* The request
Reproduce every line in the listing that contains the word "fronts".

* Input for this task
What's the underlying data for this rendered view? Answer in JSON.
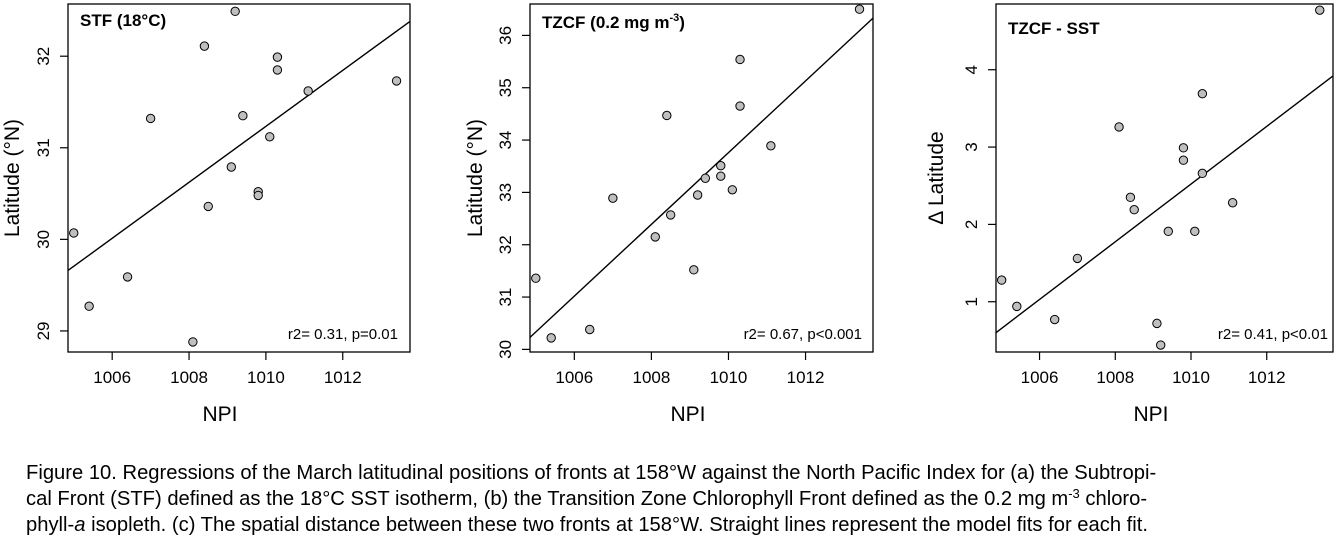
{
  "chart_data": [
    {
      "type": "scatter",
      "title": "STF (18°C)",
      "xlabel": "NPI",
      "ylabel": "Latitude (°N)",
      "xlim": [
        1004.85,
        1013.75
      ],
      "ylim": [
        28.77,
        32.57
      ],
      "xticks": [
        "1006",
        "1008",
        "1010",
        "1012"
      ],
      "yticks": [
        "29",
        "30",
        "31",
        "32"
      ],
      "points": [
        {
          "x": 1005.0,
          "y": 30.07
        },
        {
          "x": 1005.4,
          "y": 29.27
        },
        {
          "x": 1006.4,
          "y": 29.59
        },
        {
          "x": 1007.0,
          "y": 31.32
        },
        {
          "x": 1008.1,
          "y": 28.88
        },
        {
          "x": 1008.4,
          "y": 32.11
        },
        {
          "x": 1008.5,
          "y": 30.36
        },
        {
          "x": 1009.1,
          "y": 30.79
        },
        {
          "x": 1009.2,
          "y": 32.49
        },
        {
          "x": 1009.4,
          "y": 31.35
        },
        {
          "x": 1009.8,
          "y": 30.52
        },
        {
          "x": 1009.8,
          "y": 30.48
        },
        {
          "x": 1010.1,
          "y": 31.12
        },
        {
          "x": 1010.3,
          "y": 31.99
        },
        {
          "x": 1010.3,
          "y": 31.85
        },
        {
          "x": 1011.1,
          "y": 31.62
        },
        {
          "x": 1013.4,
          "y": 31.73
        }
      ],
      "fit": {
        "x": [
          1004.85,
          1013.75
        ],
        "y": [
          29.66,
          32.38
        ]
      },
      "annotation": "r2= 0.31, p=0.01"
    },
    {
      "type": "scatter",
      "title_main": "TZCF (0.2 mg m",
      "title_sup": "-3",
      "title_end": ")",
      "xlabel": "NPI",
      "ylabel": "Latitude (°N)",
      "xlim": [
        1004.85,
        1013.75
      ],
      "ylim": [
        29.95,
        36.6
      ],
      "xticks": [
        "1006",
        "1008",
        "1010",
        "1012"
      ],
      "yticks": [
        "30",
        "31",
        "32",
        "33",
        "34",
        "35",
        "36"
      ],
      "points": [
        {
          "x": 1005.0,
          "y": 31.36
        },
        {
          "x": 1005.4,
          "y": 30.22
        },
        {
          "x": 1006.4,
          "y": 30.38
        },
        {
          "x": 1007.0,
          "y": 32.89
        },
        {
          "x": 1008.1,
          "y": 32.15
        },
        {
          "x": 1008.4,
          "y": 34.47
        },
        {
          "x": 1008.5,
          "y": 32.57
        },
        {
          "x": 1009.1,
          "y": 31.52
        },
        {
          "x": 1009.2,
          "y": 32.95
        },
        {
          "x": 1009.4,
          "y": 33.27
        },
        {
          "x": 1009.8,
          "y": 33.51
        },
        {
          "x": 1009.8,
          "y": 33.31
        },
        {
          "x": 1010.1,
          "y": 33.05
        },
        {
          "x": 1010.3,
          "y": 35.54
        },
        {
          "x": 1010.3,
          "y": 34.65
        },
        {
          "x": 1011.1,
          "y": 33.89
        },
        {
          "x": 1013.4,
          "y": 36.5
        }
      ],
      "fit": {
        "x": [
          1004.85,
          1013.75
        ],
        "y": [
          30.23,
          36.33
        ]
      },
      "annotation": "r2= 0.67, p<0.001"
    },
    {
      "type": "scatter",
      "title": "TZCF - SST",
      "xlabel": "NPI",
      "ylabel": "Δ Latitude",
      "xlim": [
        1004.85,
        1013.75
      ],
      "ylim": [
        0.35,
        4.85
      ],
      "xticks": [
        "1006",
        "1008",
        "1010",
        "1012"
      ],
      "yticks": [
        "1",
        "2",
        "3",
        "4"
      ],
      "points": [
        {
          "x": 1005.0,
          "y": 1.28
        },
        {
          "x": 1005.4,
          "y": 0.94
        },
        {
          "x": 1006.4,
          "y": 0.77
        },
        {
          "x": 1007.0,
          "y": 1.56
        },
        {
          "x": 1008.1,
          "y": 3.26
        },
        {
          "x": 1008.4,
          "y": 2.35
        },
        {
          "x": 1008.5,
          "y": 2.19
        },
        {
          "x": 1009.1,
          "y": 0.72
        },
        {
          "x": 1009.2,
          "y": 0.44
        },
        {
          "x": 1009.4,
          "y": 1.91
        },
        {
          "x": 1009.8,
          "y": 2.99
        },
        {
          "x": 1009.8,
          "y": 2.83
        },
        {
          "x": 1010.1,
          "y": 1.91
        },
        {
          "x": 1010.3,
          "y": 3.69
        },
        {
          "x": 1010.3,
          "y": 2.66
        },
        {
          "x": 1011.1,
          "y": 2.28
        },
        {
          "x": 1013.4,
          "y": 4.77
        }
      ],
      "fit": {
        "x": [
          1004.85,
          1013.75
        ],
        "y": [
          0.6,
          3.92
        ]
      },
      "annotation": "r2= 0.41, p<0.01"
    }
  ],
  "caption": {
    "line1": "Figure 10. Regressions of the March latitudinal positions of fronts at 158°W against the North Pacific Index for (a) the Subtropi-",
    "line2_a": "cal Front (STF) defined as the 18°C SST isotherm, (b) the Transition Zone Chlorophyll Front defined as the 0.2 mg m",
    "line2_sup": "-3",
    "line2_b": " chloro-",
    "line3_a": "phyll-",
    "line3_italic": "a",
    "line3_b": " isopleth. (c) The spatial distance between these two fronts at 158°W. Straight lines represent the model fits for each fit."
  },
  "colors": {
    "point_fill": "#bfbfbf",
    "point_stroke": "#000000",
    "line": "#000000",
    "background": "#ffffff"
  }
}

---

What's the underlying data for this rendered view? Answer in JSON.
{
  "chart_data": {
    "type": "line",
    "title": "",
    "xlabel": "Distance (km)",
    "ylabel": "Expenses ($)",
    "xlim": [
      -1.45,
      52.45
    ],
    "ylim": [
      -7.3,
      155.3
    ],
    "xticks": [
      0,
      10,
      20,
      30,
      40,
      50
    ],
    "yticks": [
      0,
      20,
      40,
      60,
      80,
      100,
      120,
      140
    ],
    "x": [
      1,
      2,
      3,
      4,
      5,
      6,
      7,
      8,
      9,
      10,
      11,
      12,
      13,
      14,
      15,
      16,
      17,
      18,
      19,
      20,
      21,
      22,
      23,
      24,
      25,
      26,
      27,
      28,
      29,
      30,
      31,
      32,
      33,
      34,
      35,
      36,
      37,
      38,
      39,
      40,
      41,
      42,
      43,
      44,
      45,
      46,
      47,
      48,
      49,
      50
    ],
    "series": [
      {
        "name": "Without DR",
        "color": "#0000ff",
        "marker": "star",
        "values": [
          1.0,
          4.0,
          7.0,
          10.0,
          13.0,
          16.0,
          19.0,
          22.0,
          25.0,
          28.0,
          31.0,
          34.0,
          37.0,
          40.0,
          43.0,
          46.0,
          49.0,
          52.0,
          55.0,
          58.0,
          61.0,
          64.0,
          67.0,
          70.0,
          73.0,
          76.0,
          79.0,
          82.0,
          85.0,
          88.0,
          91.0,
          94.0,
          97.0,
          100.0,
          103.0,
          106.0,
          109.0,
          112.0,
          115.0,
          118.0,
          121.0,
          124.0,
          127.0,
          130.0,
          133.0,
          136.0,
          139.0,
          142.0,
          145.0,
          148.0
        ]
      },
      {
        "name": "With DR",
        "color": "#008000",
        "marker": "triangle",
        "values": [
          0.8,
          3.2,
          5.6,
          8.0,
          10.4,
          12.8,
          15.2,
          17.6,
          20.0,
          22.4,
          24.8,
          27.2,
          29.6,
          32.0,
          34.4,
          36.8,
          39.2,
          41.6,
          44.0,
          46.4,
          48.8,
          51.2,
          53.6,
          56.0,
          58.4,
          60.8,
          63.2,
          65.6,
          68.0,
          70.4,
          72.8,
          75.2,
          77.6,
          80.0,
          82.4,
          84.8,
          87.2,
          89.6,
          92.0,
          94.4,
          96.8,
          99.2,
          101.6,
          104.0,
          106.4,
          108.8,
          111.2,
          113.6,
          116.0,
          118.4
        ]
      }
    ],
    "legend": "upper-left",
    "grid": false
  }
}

---

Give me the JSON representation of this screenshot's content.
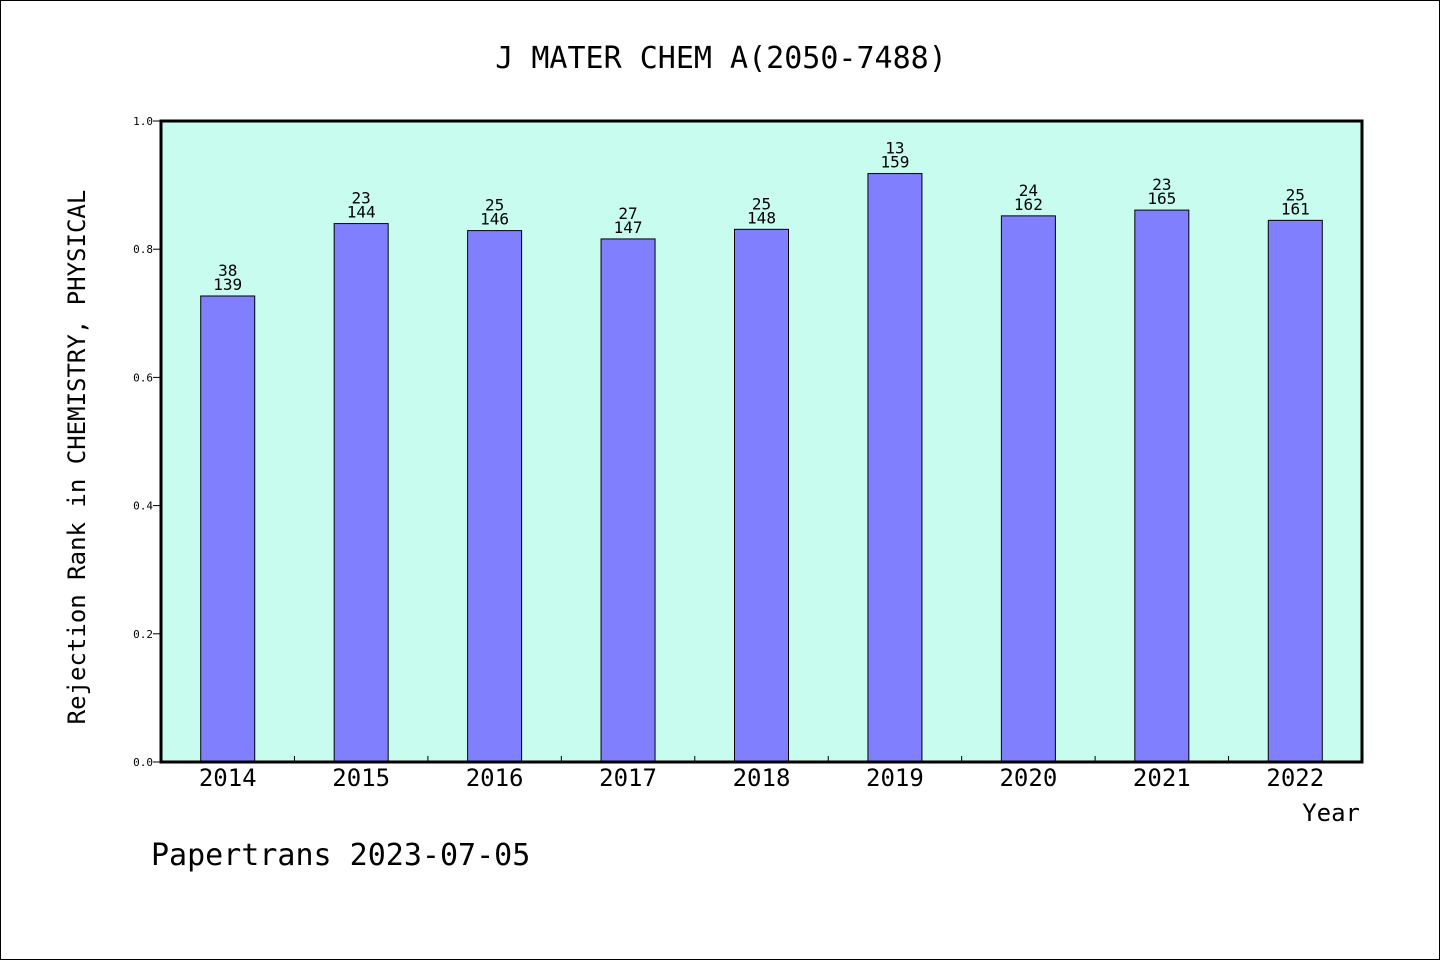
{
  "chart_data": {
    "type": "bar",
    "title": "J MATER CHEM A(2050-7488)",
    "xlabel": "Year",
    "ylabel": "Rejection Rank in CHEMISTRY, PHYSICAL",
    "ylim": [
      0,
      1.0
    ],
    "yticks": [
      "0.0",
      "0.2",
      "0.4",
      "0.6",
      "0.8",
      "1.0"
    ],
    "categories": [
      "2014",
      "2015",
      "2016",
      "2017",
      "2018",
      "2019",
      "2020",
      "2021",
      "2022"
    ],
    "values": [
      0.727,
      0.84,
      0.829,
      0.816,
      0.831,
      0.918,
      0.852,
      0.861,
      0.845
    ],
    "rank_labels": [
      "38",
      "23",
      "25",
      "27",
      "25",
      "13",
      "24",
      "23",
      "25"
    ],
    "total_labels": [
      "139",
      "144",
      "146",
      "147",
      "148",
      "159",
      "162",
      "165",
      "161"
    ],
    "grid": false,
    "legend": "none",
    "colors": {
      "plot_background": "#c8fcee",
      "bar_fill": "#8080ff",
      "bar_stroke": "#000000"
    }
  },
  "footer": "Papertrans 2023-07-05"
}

* Complete output
    "line1": "Figure 10. Regressions of the March latitudinal positions of fronts at 158°W against the North Pacific Index for (a) the Subtropi-",
    "line3_b": " isopleth. (c) The spatial distance between these two fronts at 158°W. Straight lines represent the model fits for each fit."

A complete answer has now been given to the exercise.